╭──

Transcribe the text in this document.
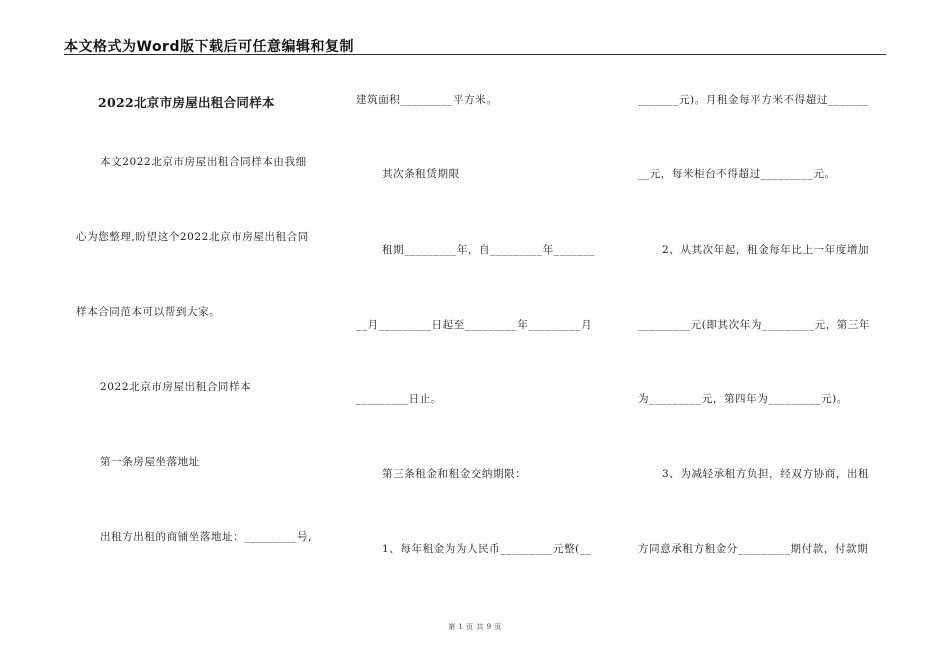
本文格式为Word版下载后可任意编辑和复制
2022北京市房屋出租合同样本
本文2022北京市房屋出租合同样本由我细
心为您整理,盼望这个2022北京市房屋出租合同
样本合同范本可以帮到大家。
2022北京市房屋出租合同样本
第一条房屋坐落地址
出租方出租的商铺坐落地址：_________号，
建筑面积_________平方米。
其次条租赁期限
租期_________年，自_________年_______
__月_________日起至_________年_________月
_________日止。
第三条租金和租金交纳期限：
1、每年租金为为人民币_________元整(__
_______元)。月租金每平方米不得超过_______
__元，每米柜台不得超过_________元。
2、从其次年起，租金每年比上一年度增加
_________元(即其次年为_________元，第三年
为_________元，第四年为_________元)。
3、为减轻承租方负担，经双方协商，出租
方同意承租方租金分_________期付款，付款期
第 1 页 共 9 页
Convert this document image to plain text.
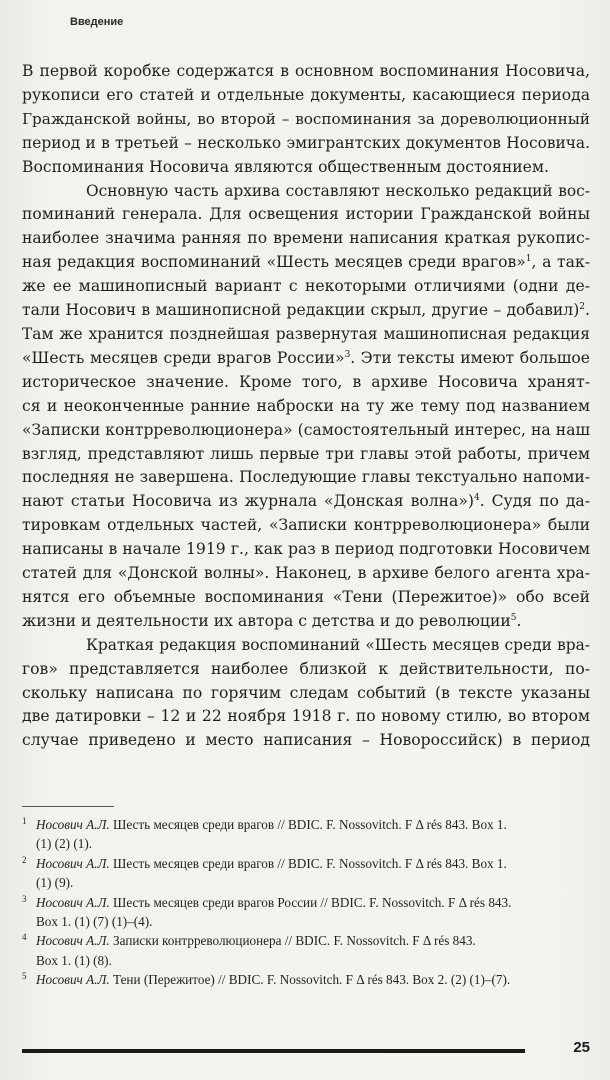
Введение
В первой коробке содержатся в основном воспоминания Носовича,
рукописи его статей и отдельные документы, касающиеся периода
Гражданской войны, во второй – воспоминания за дореволюционный
период и в третьей – несколько эмигрантских документов Носовича.
Воспоминания Носовича являются общественным достоянием.
Основную часть архива составляют несколько редакций вос-
поминаний генерала. Для освещения истории Гражданской войны
наиболее значима ранняя по времени написания краткая рукопис-
ная редакция воспоминаний «Шесть месяцев среди врагов»$^1$, а так-
же ее машинописный вариант с некоторыми отличиями (одни де-
тали Носович в машинописной редакции скрыл, другие – добавил)$^2$.
Там же хранится позднейшая развернутая машинописная редакция
«Шесть месяцев среди врагов России»$^3$. Эти тексты имеют большое
историческое значение. Кроме того, в архиве Носовича хранят-
ся и неоконченные ранние наброски на ту же тему под названием
«Записки контрреволюционера» (самостоятельный интерес, на наш
взгляд, представляют лишь первые три главы этой работы, причем
последняя не завершена. Последующие главы текстуально напоми-
нают статьи Носовича из журнала «Донская волна»)$^4$. Судя по да-
тировкам отдельных частей, «Записки контрреволюционера» были
написаны в начале 1919 г., как раз в период подготовки Носовичем
статей для «Донской волны». Наконец, в архиве белого агента хра-
нятся его объемные воспоминания «Тени (Пережитое)» обо всей
жизни и деятельности их автора с детства и до революции$^5$.
Краткая редакция воспоминаний «Шесть месяцев среди вра-
гов» представляется наиболее близкой к действительности, по-
скольку написана по горячим следам событий (в тексте указаны
две датировки – 12 и 22 ноября 1918 г. по новому стилю, во втором
случае приведено и место написания – Новороссийск) в период
1 Носович А.Л. Шесть месяцев среди врагов // BDIC. F. Nossovitch. F Δ rés 843. Box 1.
(1) (2) (1).
2 Носович А.Л. Шесть месяцев среди врагов // BDIC. F. Nossovitch. F Δ rés 843. Box 1.
(1) (9).
3 Носович А.Л. Шесть месяцев среди врагов России // BDIC. F. Nossovitch. F Δ rés 843.
Box 1. (1) (7) (1)–(4).
4 Носович А.Л. Записки контрреволюционера // BDIC. F. Nossovitch. F Δ rés 843.
Box 1. (1) (8).
5 Носович А.Л. Тени (Пережитое) // BDIC. F. Nossovitch. F Δ rés 843. Box 2. (2) (1)–(7).
25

╰──

- _EXERCISE DETAILS_
Reproduce every record above exactly, but leave out the pictures.

- _REPLY TO THE TASK_
Transcribe the text in this document.
本文格式为Word版下载后可任意编辑和复制
2022北京市房屋出租合同样本
本文2022北京市房屋出租合同样本由我细
心为您整理,盼望这个2022北京市房屋出租合同
样本合同范本可以帮到大家。
2022北京市房屋出租合同样本
第一条房屋坐落地址
出租方出租的商铺坐落地址：_________号，
建筑面积_________平方米。
其次条租赁期限
租期_________年，自_________年_______
__月_________日起至_________年_________月
_________日止。
第三条租金和租金交纳期限：
1、每年租金为为人民币_________元整(__
_______元)。月租金每平方米不得超过_______
__元，每米柜台不得超过_________元。
2、从其次年起，租金每年比上一年度增加
_________元(即其次年为_________元，第三年
为_________元，第四年为_________元)。
3、为减轻承租方负担，经双方协商，出租
方同意承租方租金分_________期付款，付款期
第 1 页 共 9 页
Convert this document image to plain text.
Введение
В первой коробке содержатся в основном воспоминания Носовича,
рукописи его статей и отдельные документы, касающиеся периода
Гражданской войны, во второй – воспоминания за дореволюционный
период и в третьей – несколько эмигрантских документов Носовича.
Воспоминания Носовича являются общественным достоянием.
Основную часть архива составляют несколько редакций вос-
поминаний генерала. Для освещения истории Гражданской войны
наиболее значима ранняя по времени написания краткая рукопис-
ная редакция воспоминаний «Шесть месяцев среди врагов»$^1$, а так-
же ее машинописный вариант с некоторыми отличиями (одни де-
тали Носович в машинописной редакции скрыл, другие – добавил)$^2$.
Там же хранится позднейшая развернутая машинописная редакция
«Шесть месяцев среди врагов России»$^3$. Эти тексты имеют большое
историческое значение. Кроме того, в архиве Носовича хранят-
ся и неоконченные ранние наброски на ту же тему под названием
«Записки контрреволюционера» (самостоятельный интерес, на наш
взгляд, представляют лишь первые три главы этой работы, причем
последняя не завершена. Последующие главы текстуально напоми-
нают статьи Носовича из журнала «Донская волна»)$^4$. Судя по да-
тировкам отдельных частей, «Записки контрреволюционера» были
написаны в начале 1919 г., как раз в период подготовки Носовичем
статей для «Донской волны». Наконец, в архиве белого агента хра-
нятся его объемные воспоминания «Тени (Пережитое)» обо всей
жизни и деятельности их автора с детства и до революции$^5$.
Краткая редакция воспоминаний «Шесть месяцев среди вра-
гов» представляется наиболее близкой к действительности, по-
скольку написана по горячим следам событий (в тексте указаны
две датировки – 12 и 22 ноября 1918 г. по новому стилю, во втором
случае приведено и место написания – Новороссийск) в период
1 Носович А.Л. Шесть месяцев среди врагов // BDIC. F. Nossovitch. F Δ rés 843. Box 1.
(1) (2) (1).
2 Носович А.Л. Шесть месяцев среди врагов // BDIC. F. Nossovitch. F Δ rés 843. Box 1.
(1) (9).
3 Носович А.Л. Шесть месяцев среди врагов России // BDIC. F. Nossovitch. F Δ rés 843.
Box 1. (1) (7) (1)–(4).
4 Носович А.Л. Записки контрреволюционера // BDIC. F. Nossovitch. F Δ rés 843.
Box 1. (1) (8).
5 Носович А.Л. Тени (Пережитое) // BDIC. F. Nossovitch. F Δ rés 843. Box 2. (2) (1)–(7).
25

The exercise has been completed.